AIM OF THE EXERCISE:
Pick out each line containing the string "text" and copy it.
******
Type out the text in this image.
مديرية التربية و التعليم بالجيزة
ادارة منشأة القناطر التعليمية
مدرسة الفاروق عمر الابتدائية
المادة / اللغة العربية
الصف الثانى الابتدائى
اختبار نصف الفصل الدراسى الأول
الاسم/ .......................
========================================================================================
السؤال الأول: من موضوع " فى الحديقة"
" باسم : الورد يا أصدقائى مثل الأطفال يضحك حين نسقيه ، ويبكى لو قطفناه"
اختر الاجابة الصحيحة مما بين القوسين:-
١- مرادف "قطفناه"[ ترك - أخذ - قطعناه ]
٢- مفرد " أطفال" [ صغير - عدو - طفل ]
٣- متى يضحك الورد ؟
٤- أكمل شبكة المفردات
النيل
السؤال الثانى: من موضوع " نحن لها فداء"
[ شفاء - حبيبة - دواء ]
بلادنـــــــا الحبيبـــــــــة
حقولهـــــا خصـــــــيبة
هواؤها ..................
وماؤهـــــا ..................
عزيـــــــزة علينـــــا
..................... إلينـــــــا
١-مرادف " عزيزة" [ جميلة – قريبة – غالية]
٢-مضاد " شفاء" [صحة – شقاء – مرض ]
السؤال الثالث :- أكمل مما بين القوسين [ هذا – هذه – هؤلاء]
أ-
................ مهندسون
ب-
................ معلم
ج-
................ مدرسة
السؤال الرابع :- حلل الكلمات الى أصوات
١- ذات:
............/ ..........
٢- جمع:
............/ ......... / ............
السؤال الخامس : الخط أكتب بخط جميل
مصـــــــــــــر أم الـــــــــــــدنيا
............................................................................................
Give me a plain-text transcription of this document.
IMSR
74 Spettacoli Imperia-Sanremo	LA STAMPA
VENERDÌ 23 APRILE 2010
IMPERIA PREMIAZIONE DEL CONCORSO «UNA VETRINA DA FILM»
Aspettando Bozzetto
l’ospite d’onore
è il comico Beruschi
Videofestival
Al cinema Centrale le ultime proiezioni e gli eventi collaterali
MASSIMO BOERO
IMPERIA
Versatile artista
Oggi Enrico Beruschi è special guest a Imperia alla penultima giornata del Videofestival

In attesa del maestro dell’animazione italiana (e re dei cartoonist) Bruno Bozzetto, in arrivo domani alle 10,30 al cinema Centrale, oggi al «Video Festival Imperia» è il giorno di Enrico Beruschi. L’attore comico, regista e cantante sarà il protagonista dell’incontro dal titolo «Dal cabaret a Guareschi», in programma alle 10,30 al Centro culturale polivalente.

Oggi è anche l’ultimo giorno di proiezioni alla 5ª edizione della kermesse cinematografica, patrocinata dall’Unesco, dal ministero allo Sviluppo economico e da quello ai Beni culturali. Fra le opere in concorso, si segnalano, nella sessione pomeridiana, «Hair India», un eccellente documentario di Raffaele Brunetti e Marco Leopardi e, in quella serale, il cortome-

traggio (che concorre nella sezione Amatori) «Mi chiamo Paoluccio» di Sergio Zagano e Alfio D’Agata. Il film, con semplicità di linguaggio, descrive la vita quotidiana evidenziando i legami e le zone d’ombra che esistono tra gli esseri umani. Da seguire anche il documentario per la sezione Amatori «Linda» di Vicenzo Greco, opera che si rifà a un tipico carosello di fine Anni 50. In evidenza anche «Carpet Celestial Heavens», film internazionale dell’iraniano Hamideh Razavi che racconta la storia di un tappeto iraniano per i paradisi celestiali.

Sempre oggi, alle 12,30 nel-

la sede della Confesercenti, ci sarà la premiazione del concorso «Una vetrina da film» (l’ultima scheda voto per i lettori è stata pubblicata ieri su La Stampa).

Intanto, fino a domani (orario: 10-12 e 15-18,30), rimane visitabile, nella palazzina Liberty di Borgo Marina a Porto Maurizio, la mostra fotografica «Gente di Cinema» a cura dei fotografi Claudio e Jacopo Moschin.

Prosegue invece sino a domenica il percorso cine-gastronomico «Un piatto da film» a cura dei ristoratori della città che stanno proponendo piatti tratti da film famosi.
******
OUTPUT FOR THIS EXERCISE:
Type out the text in this image.
Give me a plain-text transcription of this document.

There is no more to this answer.